— Assignment —
Reproduce the NH90 helicopter excerpt below word for word, in full.

===== Excerpt

The NHIndustries NH90 is a medium-sized, twin-engine, multi-role military helicopter developed in response to NATO requirements calling for a battlefield helicopter which would also be capable of being operated in naval environments. Both development and manufacture of the rotorcraft has been principally handled by NHIndustries, a collaborative company. It is presently owned by Airbus Helicopters, Leonardo (formerly AgustaWestland) and Fokker Aerostructures.

In 1985, France, West Germany, Italy, the Netherlands, and the United Kingdom teamed to develop a NATO battlefield transport and anti-ship/anti-submarine helicopter for the 1990s. The United Kingdom left the team in 1987. On 1 September 1992, NH Industries signed an NH90 design-and-development contract with NAHEMA (NATO Helicopter Management Agency). This agency represented the four participating nations: France, Germany, Italy, and the Netherlands. Portugal later joined the agency in June 2001.

Design work on the helicopter started in 1993. The first prototype, PT1, made the type's first flight on 18 December 1995. The second prototype, PT2, first flew on 19 March 1997 and the third prototype, PT3, on 27 November 1998. On 12 December 2002, PT3 became the first helicopter to fly exclusively with fly-by-wire controls following the removal of mechanical back-up controls.

==========
===== Data for analysis

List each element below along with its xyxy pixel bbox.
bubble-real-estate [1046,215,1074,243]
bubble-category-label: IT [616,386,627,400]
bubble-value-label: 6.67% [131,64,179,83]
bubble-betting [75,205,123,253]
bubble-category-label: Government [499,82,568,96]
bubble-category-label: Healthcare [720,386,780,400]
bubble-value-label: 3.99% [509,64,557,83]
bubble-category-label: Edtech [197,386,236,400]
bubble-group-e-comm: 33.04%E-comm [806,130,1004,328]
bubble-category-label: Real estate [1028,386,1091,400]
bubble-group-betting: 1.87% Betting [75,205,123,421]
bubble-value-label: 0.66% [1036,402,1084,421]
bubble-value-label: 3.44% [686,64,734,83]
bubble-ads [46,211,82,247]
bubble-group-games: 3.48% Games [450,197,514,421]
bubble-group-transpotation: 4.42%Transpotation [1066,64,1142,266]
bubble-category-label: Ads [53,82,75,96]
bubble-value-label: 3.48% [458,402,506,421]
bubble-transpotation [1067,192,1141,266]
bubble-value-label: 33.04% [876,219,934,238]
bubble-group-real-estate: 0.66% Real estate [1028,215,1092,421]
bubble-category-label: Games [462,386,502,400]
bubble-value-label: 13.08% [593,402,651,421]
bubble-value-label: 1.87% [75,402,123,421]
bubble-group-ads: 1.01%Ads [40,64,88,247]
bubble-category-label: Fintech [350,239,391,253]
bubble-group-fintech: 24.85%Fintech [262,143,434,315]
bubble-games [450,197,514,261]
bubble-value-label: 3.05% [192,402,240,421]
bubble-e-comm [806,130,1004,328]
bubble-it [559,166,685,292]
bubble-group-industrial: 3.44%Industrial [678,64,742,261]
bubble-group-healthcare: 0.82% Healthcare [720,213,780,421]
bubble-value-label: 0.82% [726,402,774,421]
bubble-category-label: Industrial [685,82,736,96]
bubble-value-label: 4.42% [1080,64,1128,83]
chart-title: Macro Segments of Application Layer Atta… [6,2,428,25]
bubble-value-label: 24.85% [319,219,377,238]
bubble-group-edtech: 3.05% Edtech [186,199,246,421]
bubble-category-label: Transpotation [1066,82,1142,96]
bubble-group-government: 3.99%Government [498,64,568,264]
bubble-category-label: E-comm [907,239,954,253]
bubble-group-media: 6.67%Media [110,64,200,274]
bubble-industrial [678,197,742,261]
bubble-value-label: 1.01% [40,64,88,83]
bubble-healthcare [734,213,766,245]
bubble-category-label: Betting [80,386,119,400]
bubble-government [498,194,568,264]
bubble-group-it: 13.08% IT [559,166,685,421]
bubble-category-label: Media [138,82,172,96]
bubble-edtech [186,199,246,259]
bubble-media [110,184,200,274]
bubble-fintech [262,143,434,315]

==========

— Task result —
The NHIndustries NH90 is a medium-sized, twin-engine, multi-role military helicopter developed in response to NATO requirements calling for a battlefield helicopter which would also be capable of being operated in naval environments. Both development and manufacture of the rotorcraft has been principally handled by NHIndustries, a collaborative company. It is presently owned by Airbus Helicopters, Leonardo (formerly AgustaWestland) and Fokker Aerostructures.

In 1985, France, West Germany, Italy, the Netherlands, and the United Kingdom teamed to develop a NATO battlefield transport and anti-ship/anti-submarine helicopter for the 1990s. The United Kingdom left the team in 1987. On 1 September 1992, NH Industries signed an NH90 design-and-development contract with NAHEMA (NATO Helicopter Management Agency). This agency represented the four participating nations: France, Germany, Italy, and the Netherlands. Portugal later joined the agency in June 2001.

Design work on the helicopter started in 1993. The first prototype, PT1, made the type's first flight on 18 December 1995. The second prototype, PT2, first flew on 19 March 1997 and the third prototype, PT3, on 27 November 1998. On 12 December 2002, PT3 became the first helicopter to fly exclusively with fly-by-wire controls following the removal of mechanical back-up controls.